> **Required work**
Could you give the data below again, exactly and completely?

> **Rows**

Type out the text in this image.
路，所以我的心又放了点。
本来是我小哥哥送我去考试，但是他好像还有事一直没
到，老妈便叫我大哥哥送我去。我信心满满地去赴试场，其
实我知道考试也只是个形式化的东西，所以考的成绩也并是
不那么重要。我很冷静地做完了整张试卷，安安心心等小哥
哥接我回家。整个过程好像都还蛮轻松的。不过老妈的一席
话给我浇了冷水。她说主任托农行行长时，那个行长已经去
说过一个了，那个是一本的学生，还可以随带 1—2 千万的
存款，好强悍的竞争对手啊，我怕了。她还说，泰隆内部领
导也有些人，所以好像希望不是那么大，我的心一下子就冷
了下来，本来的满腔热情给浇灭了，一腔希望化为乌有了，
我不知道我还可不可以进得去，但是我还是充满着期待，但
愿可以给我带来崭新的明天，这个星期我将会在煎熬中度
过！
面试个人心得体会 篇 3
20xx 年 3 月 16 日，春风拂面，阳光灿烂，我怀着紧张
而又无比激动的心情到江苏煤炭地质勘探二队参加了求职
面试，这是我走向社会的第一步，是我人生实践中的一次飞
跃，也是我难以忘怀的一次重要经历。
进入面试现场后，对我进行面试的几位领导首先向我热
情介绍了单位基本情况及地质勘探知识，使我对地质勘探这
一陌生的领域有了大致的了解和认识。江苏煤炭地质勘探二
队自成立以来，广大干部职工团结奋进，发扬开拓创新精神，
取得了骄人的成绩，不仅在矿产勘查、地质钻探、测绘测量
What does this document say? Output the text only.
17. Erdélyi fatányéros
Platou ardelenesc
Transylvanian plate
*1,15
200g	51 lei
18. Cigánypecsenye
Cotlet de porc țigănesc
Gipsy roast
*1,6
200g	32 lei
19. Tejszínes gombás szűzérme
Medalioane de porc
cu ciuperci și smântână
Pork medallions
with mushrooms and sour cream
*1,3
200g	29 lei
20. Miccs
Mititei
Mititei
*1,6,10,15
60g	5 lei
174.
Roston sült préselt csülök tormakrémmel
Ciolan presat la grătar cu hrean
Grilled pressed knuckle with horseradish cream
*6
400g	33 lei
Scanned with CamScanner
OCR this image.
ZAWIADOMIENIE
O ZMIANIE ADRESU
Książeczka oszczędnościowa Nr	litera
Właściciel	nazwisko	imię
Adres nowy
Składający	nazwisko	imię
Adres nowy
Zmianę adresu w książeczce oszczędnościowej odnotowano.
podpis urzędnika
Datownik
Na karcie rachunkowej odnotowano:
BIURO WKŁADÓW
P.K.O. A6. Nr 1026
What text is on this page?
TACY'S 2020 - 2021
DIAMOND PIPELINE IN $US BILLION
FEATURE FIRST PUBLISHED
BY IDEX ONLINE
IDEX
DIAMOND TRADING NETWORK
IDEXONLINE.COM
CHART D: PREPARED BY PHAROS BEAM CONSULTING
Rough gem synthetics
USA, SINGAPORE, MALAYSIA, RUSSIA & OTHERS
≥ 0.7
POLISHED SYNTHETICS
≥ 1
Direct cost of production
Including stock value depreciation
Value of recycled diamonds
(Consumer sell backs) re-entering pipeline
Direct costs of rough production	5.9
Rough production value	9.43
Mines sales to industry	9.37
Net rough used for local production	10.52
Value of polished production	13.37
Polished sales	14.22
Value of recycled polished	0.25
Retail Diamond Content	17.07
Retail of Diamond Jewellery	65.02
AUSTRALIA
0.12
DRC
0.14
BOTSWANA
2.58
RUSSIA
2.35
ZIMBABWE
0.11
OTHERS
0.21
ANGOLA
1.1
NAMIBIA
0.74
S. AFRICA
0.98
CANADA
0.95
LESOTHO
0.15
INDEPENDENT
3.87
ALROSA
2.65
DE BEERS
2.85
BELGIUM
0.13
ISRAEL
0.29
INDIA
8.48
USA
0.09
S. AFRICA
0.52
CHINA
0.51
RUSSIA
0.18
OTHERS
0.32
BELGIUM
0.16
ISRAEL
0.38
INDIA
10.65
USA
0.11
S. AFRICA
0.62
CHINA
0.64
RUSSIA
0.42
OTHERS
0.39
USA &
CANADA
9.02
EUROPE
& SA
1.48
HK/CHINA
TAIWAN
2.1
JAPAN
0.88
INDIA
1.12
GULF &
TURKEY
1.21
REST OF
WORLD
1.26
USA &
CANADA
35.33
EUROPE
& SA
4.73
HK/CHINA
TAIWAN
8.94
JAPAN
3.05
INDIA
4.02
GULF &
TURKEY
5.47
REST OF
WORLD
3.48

> **Task output**
Type out the text in this image.
路，所以我的心又放了点。
本来是我小哥哥送我去考试，但是他好像还有事一直没
到，老妈便叫我大哥哥送我去。我信心满满地去赴试场，其
实我知道考试也只是个形式化的东西，所以考的成绩也并是
不那么重要。我很冷静地做完了整张试卷，安安心心等小哥
哥接我回家。整个过程好像都还蛮轻松的。不过老妈的一席
话给我浇了冷水。她说主任托农行行长时，那个行长已经去
说过一个了，那个是一本的学生，还可以随带 1—2 千万的
存款，好强悍的竞争对手啊，我怕了。她还说，泰隆内部领
导也有些人，所以好像希望不是那么大，我的心一下子就冷
了下来，本来的满腔热情给浇灭了，一腔希望化为乌有了，
我不知道我还可不可以进得去，但是我还是充满着期待，但
愿可以给我带来崭新的明天，这个星期我将会在煎熬中度
过！
面试个人心得体会 篇 3
20xx 年 3 月 16 日，春风拂面，阳光灿烂，我怀着紧张
而又无比激动的心情到江苏煤炭地质勘探二队参加了求职
面试，这是我走向社会的第一步，是我人生实践中的一次飞
跃，也是我难以忘怀的一次重要经历。
进入面试现场后，对我进行面试的几位领导首先向我热
情介绍了单位基本情况及地质勘探知识，使我对地质勘探这
一陌生的领域有了大致的了解和认识。江苏煤炭地质勘探二
队自成立以来，广大干部职工团结奋进，发扬开拓创新精神，
取得了骄人的成绩，不仅在矿产勘查、地质钻探、测绘测量
What does this document say? Output the text only.
17. Erdélyi fatányéros
Platou ardelenesc
Transylvanian plate
*1,15
200g	51 lei
18. Cigánypecsenye
Cotlet de porc țigănesc
Gipsy roast
*1,6
200g	32 lei
19. Tejszínes gombás szűzérme
Medalioane de porc
cu ciuperci și smântână
Pork medallions
with mushrooms and sour cream
*1,3
200g	29 lei
20. Miccs
Mititei
Mititei
*1,6,10,15
60g	5 lei
174.
Roston sült préselt csülök tormakrémmel
Ciolan presat la grătar cu hrean
Grilled pressed knuckle with horseradish cream
*6
400g	33 lei
Scanned with CamScanner
OCR this image.
ZAWIADOMIENIE
O ZMIANIE ADRESU
Książeczka oszczędnościowa Nr	litera
Właściciel	nazwisko	imię
Adres nowy
Składający	nazwisko	imię
Adres nowy
Zmianę adresu w książeczce oszczędnościowej odnotowano.
podpis urzędnika
Datownik
Na karcie rachunkowej odnotowano:
BIURO WKŁADÓW
P.K.O. A6. Nr 1026
What text is on this page?
TACY'S 2020 - 2021
DIAMOND PIPELINE IN $US BILLION
FEATURE FIRST PUBLISHED
BY IDEX ONLINE
IDEX
DIAMOND TRADING NETWORK
IDEXONLINE.COM
CHART D: PREPARED BY PHAROS BEAM CONSULTING
Rough gem synthetics
USA, SINGAPORE, MALAYSIA, RUSSIA & OTHERS
≥ 0.7
POLISHED SYNTHETICS
≥ 1
Direct cost of production
Including stock value depreciation
Value of recycled diamonds
(Consumer sell backs) re-entering pipeline
Direct costs of rough production	5.9
Rough production value	9.43
Mines sales to industry	9.37
Net rough used for local production	10.52
Value of polished production	13.37
Polished sales	14.22
Value of recycled polished	0.25
Retail Diamond Content	17.07
Retail of Diamond Jewellery	65.02
AUSTRALIA
0.12
DRC
0.14
BOTSWANA
2.58
RUSSIA
2.35
ZIMBABWE
0.11
OTHERS
0.21
ANGOLA
1.1
NAMIBIA
0.74
S. AFRICA
0.98
CANADA
0.95
LESOTHO
0.15
INDEPENDENT
3.87
ALROSA
2.65
DE BEERS
2.85
BELGIUM
0.13
ISRAEL
0.29
INDIA
8.48
USA
0.09
S. AFRICA
0.52
CHINA
0.51
RUSSIA
0.18
OTHERS
0.32
BELGIUM
0.16
ISRAEL
0.38
INDIA
10.65
USA
0.11
S. AFRICA
0.62
CHINA
0.64
RUSSIA
0.42
OTHERS
0.39
USA &
CANADA
9.02
EUROPE
& SA
1.48
HK/CHINA
TAIWAN
2.1
JAPAN
0.88
INDIA
1.12
GULF &
TURKEY
1.21
REST OF
WORLD
1.26
USA &
CANADA
35.33
EUROPE
& SA
4.73
HK/CHINA
TAIWAN
8.94
JAPAN
3.05
INDIA
4.02
GULF &
TURKEY
5.47
REST OF
WORLD
3.48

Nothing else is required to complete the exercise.